(Dataset records)

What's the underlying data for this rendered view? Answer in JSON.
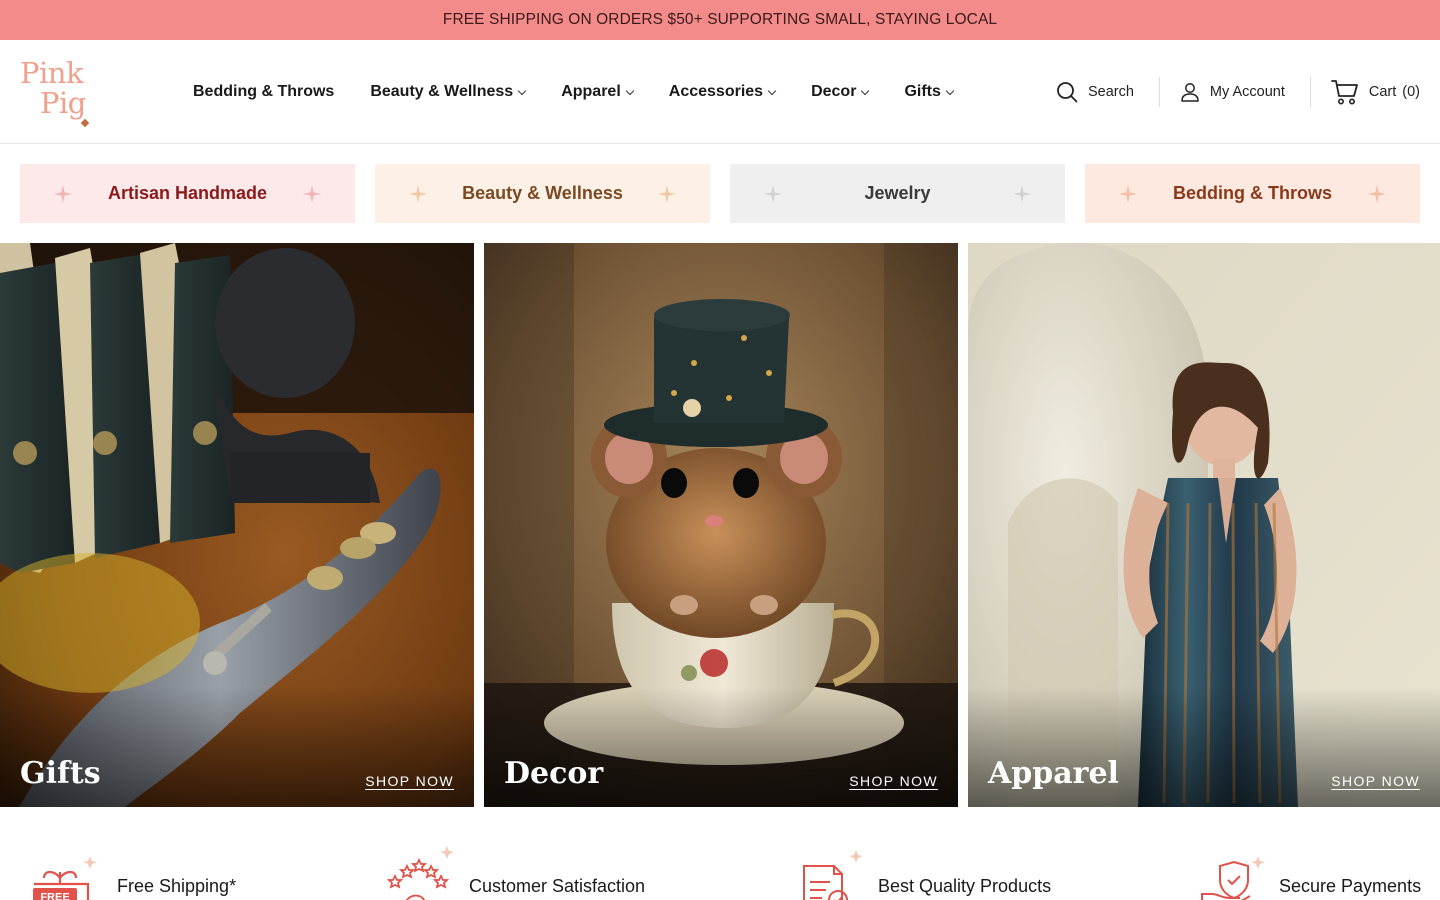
{
  "announcement": "FREE SHIPPING ON ORDERS $50+ SUPPORTING SMALL, STAYING LOCAL",
  "logo": {
    "line1": "Pink",
    "line2": "Pig"
  },
  "nav": {
    "items": [
      {
        "label": "Bedding & Throws",
        "has_dropdown": false
      },
      {
        "label": "Beauty & Wellness",
        "has_dropdown": true
      },
      {
        "label": "Apparel",
        "has_dropdown": true
      },
      {
        "label": "Accessories",
        "has_dropdown": true
      },
      {
        "label": "Decor",
        "has_dropdown": true
      },
      {
        "label": "Gifts",
        "has_dropdown": true
      }
    ]
  },
  "header_actions": {
    "search": "Search",
    "account": "My Account",
    "cart_label": "Cart",
    "cart_count": "(0)"
  },
  "pills": [
    {
      "label": "Artisan Handmade",
      "bg": "#fde8ea",
      "color": "#8b1a1a",
      "spark": "#f3b3b8"
    },
    {
      "label": "Beauty & Wellness",
      "bg": "#fdf0e6",
      "color": "#7a4a22",
      "spark": "#f0c9a6"
    },
    {
      "label": "Jewelry",
      "bg": "#efefef",
      "color": "#3a3a3a",
      "spark": "#d2d2d2"
    },
    {
      "label": "Bedding & Throws",
      "bg": "#fde9e0",
      "color": "#8a3a1a",
      "spark": "#f2bfa6"
    }
  ],
  "tiles": [
    {
      "label": "Gifts",
      "cta": "SHOP NOW"
    },
    {
      "label": "Decor",
      "cta": "SHOP NOW"
    },
    {
      "label": "Apparel",
      "cta": "SHOP NOW"
    }
  ],
  "features": [
    {
      "label": "Free Shipping*",
      "icon": "free-shipping-icon",
      "badge": "FREE"
    },
    {
      "label": "Customer Satisfaction",
      "icon": "satisfaction-stars-icon"
    },
    {
      "label": "Best Quality Products",
      "icon": "quality-document-icon"
    },
    {
      "label": "Secure Payments",
      "icon": "secure-payment-icon"
    }
  ],
  "colors": {
    "accent": "#f48b8b",
    "icon_red": "#e0524a"
  }
}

### Work to complete
Scan the entries above and work out how many lines include the word "Throws"; the reply is that number alone.

### Complete answer
2